**Set exercise:**
Gather each line containing the string "color" from these entries.

┌─ Material to process

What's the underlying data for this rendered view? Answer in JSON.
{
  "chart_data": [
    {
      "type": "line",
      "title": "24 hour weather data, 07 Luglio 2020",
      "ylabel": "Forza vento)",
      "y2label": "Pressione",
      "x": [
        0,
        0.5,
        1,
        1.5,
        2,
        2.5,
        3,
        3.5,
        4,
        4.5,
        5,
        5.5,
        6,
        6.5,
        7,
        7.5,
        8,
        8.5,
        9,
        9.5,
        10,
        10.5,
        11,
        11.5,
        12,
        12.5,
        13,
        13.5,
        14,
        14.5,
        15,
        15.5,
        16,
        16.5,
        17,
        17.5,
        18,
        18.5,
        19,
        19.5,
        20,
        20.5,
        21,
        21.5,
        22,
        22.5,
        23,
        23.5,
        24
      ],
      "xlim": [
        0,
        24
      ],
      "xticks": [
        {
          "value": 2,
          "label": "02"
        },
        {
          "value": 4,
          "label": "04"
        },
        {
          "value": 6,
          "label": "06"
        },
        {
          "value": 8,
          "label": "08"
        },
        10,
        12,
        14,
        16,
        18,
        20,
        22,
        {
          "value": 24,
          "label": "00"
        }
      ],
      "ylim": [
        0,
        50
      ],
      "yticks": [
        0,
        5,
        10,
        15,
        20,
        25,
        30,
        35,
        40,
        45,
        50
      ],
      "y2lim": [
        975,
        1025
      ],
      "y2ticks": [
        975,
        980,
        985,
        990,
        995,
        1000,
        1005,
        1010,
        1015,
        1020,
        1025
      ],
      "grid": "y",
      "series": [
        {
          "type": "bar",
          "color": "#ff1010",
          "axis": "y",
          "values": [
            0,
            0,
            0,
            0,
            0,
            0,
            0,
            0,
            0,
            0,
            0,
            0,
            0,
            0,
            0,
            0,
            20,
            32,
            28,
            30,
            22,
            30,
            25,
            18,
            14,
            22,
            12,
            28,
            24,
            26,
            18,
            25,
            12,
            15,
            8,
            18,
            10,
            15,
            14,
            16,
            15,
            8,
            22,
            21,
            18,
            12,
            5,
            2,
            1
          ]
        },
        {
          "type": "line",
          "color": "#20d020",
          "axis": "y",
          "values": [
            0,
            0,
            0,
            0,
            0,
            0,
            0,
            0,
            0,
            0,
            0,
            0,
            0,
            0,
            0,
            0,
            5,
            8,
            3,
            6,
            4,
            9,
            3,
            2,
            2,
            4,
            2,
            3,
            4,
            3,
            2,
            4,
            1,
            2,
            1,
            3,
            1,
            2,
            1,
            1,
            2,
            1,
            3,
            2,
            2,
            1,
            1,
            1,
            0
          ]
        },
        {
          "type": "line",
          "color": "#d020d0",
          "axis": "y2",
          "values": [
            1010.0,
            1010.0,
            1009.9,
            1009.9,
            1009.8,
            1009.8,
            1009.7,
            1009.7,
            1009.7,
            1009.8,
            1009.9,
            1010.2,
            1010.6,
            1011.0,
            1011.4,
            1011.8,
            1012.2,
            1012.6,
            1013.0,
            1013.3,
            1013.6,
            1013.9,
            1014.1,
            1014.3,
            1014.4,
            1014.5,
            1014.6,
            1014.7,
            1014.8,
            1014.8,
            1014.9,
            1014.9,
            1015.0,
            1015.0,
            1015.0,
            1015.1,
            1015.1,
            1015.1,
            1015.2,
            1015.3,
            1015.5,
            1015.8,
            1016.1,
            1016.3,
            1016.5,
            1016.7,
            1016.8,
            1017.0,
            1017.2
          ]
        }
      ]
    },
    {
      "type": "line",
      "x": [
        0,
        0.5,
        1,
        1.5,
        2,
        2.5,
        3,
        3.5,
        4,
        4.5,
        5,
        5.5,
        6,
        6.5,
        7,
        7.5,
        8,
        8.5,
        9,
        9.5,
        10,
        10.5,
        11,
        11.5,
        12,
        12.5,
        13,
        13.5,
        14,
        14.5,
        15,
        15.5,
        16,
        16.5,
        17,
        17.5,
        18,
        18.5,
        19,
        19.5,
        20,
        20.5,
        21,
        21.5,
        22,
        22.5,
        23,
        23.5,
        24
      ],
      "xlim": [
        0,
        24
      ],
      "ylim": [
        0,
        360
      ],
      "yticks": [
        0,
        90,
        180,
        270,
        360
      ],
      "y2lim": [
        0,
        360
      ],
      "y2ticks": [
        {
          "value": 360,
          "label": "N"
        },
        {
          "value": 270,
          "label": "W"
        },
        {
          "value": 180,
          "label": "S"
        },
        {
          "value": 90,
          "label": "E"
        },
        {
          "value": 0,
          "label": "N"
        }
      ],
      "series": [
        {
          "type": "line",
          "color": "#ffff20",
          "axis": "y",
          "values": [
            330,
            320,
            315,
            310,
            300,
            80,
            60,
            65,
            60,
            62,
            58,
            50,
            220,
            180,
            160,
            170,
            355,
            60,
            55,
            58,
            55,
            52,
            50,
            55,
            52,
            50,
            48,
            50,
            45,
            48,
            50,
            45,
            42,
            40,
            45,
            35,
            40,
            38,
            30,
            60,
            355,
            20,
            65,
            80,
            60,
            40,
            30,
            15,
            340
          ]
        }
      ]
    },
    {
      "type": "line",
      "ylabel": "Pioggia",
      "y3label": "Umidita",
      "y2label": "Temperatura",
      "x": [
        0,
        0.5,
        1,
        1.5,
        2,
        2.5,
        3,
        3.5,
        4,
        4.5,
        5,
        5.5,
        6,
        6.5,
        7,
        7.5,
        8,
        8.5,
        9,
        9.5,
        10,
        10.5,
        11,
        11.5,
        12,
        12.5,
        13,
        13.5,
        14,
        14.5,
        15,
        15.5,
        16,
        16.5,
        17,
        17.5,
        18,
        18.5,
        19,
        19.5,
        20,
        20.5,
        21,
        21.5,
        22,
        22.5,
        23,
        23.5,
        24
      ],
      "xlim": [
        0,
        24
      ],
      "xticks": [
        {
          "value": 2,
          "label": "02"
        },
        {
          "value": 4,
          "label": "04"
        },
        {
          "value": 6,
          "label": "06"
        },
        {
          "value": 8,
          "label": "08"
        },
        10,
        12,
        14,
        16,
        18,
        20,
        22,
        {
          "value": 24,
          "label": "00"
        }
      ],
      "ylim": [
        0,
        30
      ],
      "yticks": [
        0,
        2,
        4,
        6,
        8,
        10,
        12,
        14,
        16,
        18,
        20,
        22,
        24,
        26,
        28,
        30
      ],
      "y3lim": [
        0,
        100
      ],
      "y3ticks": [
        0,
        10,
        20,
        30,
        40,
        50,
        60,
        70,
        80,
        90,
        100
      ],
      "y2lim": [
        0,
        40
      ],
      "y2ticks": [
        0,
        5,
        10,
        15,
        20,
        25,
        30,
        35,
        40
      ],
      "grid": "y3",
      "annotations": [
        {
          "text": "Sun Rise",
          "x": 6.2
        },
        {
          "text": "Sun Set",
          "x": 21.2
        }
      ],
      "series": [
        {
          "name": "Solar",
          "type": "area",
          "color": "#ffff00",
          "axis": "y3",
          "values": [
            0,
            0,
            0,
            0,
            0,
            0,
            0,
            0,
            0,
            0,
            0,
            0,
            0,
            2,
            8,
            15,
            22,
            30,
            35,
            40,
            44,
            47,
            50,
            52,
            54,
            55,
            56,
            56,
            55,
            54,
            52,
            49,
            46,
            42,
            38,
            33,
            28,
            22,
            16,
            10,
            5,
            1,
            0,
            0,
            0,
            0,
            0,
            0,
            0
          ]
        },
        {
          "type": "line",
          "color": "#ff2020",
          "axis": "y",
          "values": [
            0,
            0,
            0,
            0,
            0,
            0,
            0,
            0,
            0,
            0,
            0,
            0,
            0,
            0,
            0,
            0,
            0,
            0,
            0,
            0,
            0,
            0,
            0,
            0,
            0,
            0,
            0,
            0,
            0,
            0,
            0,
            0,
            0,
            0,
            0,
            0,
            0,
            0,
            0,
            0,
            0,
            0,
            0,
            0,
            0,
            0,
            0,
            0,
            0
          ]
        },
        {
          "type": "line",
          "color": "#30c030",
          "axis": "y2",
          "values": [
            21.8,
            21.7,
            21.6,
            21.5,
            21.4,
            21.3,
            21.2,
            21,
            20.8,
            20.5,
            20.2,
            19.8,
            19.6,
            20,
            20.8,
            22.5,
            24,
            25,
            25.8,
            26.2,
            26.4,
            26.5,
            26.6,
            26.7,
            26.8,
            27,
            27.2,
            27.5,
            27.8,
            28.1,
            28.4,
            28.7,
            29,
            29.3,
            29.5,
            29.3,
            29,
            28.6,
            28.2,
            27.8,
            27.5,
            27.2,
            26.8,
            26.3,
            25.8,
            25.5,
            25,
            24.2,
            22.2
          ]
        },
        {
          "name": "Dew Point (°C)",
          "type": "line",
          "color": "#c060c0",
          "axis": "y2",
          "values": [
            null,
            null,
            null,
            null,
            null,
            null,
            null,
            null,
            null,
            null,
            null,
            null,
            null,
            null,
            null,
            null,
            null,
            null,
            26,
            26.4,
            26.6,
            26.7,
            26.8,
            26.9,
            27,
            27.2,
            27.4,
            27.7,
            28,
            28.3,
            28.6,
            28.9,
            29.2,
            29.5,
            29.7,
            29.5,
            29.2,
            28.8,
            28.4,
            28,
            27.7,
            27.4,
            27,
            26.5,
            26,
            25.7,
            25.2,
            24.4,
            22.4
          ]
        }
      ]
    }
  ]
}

└─

**Full answer:**
          "color": "#ff1010",
          "color": "#20d020",
          "color": "#d020d0",
          "color": "#ffff20",
          "color": "#ffff00",
          "color": "#ff2020",
          "color": "#30c030",
          "color": "#c060c0",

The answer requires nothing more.